Written request —
Reproduce, without any alteration, every line of the listing from the line containing "tool-title: Ai创作工具 [78, 534, 168, 555]" down to the line containing "card-title: 二创剪辑 [36, 145, 145, 175]", including both of those lines.

Excerpted records —
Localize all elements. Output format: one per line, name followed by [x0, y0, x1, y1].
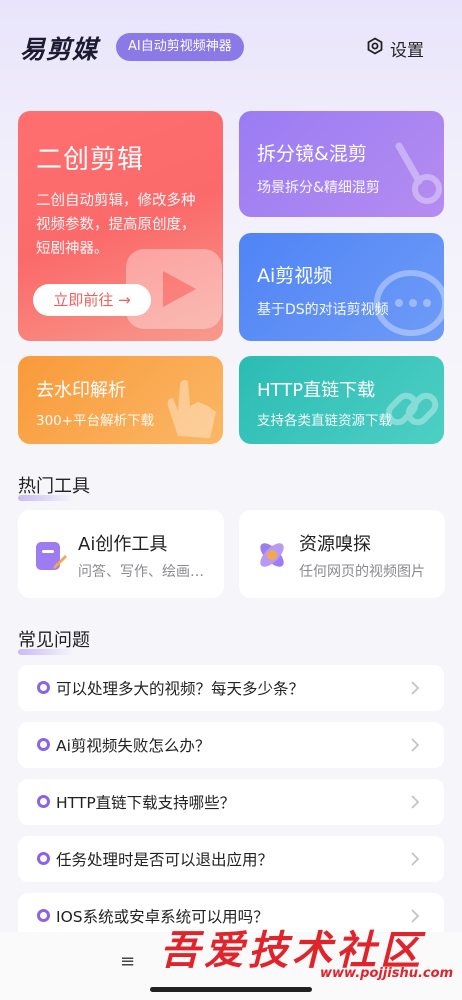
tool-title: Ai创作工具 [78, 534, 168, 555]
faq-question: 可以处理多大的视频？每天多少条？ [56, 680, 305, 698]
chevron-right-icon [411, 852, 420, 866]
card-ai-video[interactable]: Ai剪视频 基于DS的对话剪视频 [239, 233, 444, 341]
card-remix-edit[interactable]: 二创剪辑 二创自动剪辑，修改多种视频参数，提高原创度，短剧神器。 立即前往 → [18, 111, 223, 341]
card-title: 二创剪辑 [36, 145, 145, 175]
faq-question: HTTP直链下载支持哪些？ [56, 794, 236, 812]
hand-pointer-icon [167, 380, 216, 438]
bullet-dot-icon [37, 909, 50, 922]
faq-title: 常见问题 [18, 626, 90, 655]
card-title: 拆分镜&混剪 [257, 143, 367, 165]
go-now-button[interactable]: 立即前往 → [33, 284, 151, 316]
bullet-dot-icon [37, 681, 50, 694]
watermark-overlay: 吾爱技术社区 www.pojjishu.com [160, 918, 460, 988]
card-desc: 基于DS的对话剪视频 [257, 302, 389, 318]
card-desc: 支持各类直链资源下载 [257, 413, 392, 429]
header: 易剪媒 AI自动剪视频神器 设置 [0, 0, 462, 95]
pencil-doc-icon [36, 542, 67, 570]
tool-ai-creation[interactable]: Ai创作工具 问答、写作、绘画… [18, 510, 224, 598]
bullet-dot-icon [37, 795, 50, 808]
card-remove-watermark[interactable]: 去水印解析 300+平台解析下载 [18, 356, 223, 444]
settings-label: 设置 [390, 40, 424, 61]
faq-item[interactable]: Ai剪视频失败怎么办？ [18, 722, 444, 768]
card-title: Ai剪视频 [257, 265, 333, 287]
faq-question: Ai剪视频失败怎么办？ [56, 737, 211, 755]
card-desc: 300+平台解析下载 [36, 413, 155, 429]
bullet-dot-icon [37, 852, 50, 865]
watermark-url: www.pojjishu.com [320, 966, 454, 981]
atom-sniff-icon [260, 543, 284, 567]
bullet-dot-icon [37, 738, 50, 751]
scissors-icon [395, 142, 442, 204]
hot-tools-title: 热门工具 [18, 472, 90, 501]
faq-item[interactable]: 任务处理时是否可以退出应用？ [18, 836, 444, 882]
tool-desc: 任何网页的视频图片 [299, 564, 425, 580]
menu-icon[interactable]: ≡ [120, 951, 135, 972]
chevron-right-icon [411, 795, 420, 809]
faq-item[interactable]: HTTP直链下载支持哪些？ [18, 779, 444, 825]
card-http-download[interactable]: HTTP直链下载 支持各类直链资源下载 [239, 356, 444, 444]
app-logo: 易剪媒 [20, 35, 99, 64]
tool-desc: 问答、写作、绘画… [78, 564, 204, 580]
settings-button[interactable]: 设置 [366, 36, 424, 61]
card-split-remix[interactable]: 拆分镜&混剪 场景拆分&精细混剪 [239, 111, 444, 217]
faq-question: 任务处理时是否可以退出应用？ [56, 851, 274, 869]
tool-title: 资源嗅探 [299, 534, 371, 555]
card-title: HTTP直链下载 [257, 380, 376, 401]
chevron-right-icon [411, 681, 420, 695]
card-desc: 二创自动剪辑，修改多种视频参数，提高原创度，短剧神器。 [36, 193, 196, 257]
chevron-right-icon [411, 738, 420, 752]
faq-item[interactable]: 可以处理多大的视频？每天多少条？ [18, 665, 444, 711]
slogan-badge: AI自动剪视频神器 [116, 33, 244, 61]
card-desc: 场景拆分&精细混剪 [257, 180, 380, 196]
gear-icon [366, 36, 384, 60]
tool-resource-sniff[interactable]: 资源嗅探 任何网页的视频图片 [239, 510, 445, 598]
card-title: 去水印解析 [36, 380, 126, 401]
==
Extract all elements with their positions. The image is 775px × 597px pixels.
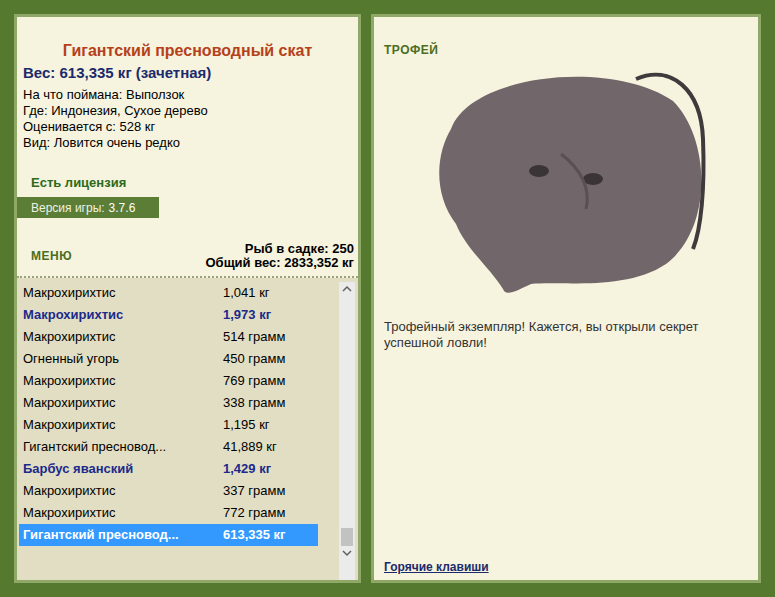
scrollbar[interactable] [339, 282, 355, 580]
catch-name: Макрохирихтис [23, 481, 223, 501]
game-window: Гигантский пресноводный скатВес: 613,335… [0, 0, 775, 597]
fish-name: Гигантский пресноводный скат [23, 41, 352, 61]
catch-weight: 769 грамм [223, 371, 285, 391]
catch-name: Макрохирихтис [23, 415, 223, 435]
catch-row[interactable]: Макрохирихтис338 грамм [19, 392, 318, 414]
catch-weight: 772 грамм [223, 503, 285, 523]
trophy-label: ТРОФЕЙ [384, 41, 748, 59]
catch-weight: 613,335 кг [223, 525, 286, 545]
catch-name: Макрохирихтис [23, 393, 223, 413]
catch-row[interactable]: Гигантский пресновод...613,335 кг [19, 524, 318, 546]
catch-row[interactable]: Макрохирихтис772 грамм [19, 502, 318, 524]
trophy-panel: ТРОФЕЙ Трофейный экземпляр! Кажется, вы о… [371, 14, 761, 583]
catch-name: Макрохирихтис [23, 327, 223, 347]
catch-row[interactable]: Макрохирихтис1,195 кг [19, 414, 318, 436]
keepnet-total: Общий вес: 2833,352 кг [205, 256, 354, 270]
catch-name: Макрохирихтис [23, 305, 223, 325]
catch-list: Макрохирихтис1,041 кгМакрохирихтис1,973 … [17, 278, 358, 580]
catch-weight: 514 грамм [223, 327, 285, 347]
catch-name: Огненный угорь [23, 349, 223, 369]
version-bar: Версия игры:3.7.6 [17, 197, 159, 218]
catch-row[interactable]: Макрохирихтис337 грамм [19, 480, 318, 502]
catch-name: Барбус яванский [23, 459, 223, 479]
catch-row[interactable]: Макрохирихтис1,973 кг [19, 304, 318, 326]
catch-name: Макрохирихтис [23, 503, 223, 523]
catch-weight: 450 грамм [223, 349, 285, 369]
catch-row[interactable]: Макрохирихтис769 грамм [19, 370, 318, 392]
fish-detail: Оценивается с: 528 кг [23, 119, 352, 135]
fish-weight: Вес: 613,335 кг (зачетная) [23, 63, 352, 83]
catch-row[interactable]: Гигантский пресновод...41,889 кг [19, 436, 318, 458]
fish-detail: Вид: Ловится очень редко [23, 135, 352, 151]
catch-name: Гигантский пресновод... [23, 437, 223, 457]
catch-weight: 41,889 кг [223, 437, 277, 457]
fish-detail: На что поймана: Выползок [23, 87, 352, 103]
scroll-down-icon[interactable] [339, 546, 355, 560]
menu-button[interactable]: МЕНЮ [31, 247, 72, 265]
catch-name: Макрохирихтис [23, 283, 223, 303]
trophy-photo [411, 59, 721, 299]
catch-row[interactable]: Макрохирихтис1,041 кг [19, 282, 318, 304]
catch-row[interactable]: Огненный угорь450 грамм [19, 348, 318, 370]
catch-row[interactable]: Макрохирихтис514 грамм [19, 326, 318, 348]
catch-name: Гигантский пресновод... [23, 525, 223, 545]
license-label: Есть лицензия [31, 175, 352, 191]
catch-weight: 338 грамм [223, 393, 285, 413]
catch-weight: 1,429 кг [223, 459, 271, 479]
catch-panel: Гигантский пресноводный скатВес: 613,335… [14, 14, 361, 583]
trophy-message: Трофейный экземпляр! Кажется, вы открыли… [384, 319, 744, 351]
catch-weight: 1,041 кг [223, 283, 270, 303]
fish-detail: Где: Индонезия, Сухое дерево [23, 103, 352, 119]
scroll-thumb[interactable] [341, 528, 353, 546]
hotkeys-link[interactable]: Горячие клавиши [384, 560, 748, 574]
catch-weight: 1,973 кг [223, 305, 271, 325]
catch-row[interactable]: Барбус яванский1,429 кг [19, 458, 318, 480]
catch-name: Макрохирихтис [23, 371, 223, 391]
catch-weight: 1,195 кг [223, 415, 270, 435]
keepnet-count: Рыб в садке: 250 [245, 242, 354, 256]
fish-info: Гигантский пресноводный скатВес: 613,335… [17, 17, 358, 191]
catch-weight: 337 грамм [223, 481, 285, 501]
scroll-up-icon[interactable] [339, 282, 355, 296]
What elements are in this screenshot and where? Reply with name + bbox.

Solution for this problem —
tool-title: Ai创作工具 [78, 534, 168, 555]
faq-question: 可以处理多大的视频？每天多少条？ [56, 680, 305, 698]
chevron-right-icon [411, 852, 420, 866]
card-ai-video[interactable]: Ai剪视频 基于DS的对话剪视频 [239, 233, 444, 341]
card-remix-edit[interactable]: 二创剪辑 二创自动剪辑，修改多种视频参数，提高原创度，短剧神器。 立即前往 → [18, 111, 223, 341]
card-title: 二创剪辑 [36, 145, 145, 175]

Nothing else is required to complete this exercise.